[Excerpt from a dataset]
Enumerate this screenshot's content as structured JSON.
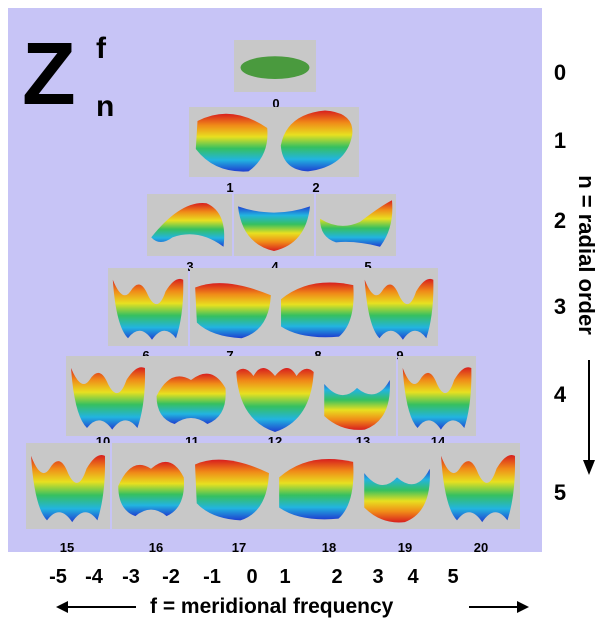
{
  "title": {
    "symbol": "Z",
    "superscript": "f",
    "subscript": "n"
  },
  "radial_order_label": "n = radial order",
  "frequency_axis_label": "f = meridional frequency",
  "radial_orders": [
    "0",
    "1",
    "2",
    "3",
    "4",
    "5"
  ],
  "frequency_ticks": [
    "-5",
    "-4",
    "-3",
    "-2",
    "-1",
    "0",
    "1",
    "2",
    "3",
    "4",
    "5"
  ],
  "mode_indices": [
    "0",
    "1",
    "2",
    "3",
    "4",
    "5",
    "6",
    "7",
    "8",
    "9",
    "10",
    "11",
    "12",
    "13",
    "14",
    "15",
    "16",
    "17",
    "18",
    "19",
    "20"
  ],
  "colors": {
    "panel": "#c7c4f6",
    "tile": "#c8c8c8",
    "piston": "#4a9a3e",
    "surface_gradient": [
      "#1e3fd0",
      "#22b4e0",
      "#36c060",
      "#e8e020",
      "#f08a18",
      "#d81e1e"
    ]
  }
}
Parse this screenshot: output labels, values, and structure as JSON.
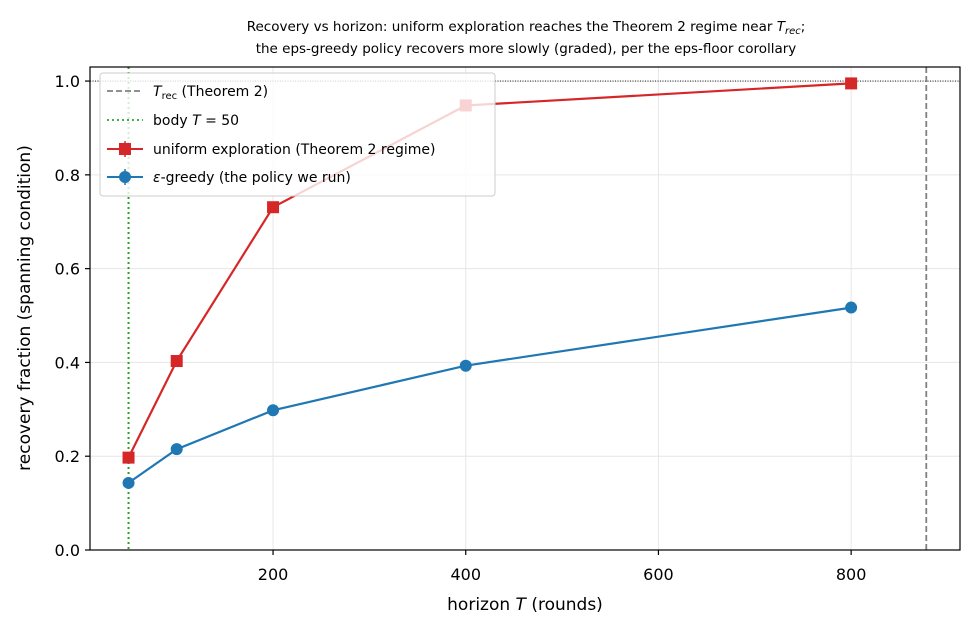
{
  "chart_data": {
    "type": "line",
    "title_line1": "Recovery vs horizon: uniform exploration reaches the Theorem 2 regime near ",
    "title_line1_math": "T",
    "title_line1_math_sub": "rec",
    "title_line1_end": ";",
    "title_line2": "the eps-greedy policy recovers more slowly (graded), per the eps-floor corollary",
    "xlabel_prefix": "horizon ",
    "xlabel_var": "T",
    "xlabel_suffix": " (rounds)",
    "ylabel": "recovery fraction (spanning condition)",
    "xlim": [
      10,
      913
    ],
    "ylim": [
      0,
      1.03
    ],
    "xticks": [
      200,
      400,
      600,
      800
    ],
    "yticks": [
      0.0,
      0.2,
      0.4,
      0.6,
      0.8,
      1.0
    ],
    "grid": true,
    "legend_position": "top-left",
    "reference_lines": {
      "T_rec": 878,
      "body_T": 50,
      "y_one": 1.0
    },
    "legend": {
      "t_rec_var": "T",
      "t_rec_sub": "rec",
      "t_rec_rest": " (Theorem 2)",
      "body_prefix": "body ",
      "body_var": "T",
      "body_rest": " = 50",
      "uniform": "uniform exploration (Theorem 2 regime)",
      "eps_var": "ε",
      "eps_rest": "-greedy (the policy we run)"
    },
    "x": [
      50,
      100,
      200,
      400,
      800
    ],
    "series": [
      {
        "key": "uniform",
        "values": [
          0.197,
          0.403,
          0.731,
          0.948,
          0.995
        ],
        "color": "#d62728",
        "marker": "square"
      },
      {
        "key": "eps",
        "values": [
          0.143,
          0.215,
          0.298,
          0.393,
          0.517
        ],
        "color": "#1f77b4",
        "marker": "circle"
      }
    ],
    "colors": {
      "t_rec_line": "#808080",
      "body_line": "#2ca02c",
      "grid": "#e6e6e6",
      "axis": "#000000"
    }
  }
}
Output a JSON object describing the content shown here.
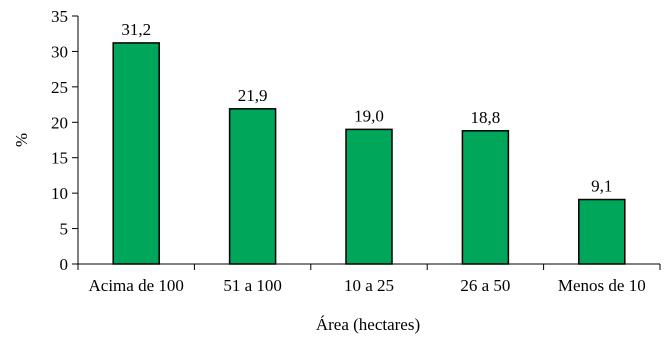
{
  "chart_data": {
    "type": "bar",
    "title": "",
    "xlabel": "Área (hectares)",
    "ylabel": "%",
    "categories": [
      "Acima de 100",
      "51 a 100",
      "10 a 25",
      "26 a 50",
      "Menos de 10"
    ],
    "values": [
      31.2,
      21.9,
      19.0,
      18.8,
      9.1
    ],
    "value_labels": [
      "31,2",
      "21,9",
      "19,0",
      "18,8",
      "9,1"
    ],
    "y_ticks": [
      0,
      5,
      10,
      15,
      20,
      25,
      30,
      35
    ],
    "ylim": [
      0,
      35
    ],
    "grid": false,
    "legend": "none",
    "colors": {
      "bar_fill": "#00a65a",
      "bar_stroke": "#000000",
      "axis": "#000000"
    }
  }
}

• [STATED PROBLEM]:
Print each line from the one containing "Output a JSON" through the last line of the listing, both included, exactly and with no pictures.

• [TASK SOLUTION]:
Output a JSON object describing the content shown here.
{
  "chart_data": {
    "type": "bar",
    "title": "",
    "xlabel": "Área (hectares)",
    "ylabel": "%",
    "categories": [
      "Acima de 100",
      "51 a 100",
      "10 a 25",
      "26 a 50",
      "Menos de 10"
    ],
    "values": [
      31.2,
      21.9,
      19.0,
      18.8,
      9.1
    ],
    "value_labels": [
      "31,2",
      "21,9",
      "19,0",
      "18,8",
      "9,1"
    ],
    "y_ticks": [
      0,
      5,
      10,
      15,
      20,
      25,
      30,
      35
    ],
    "ylim": [
      0,
      35
    ],
    "grid": false,
    "legend": "none",
    "colors": {
      "bar_fill": "#00a65a",
      "bar_stroke": "#000000",
      "axis": "#000000"
    }
  }
}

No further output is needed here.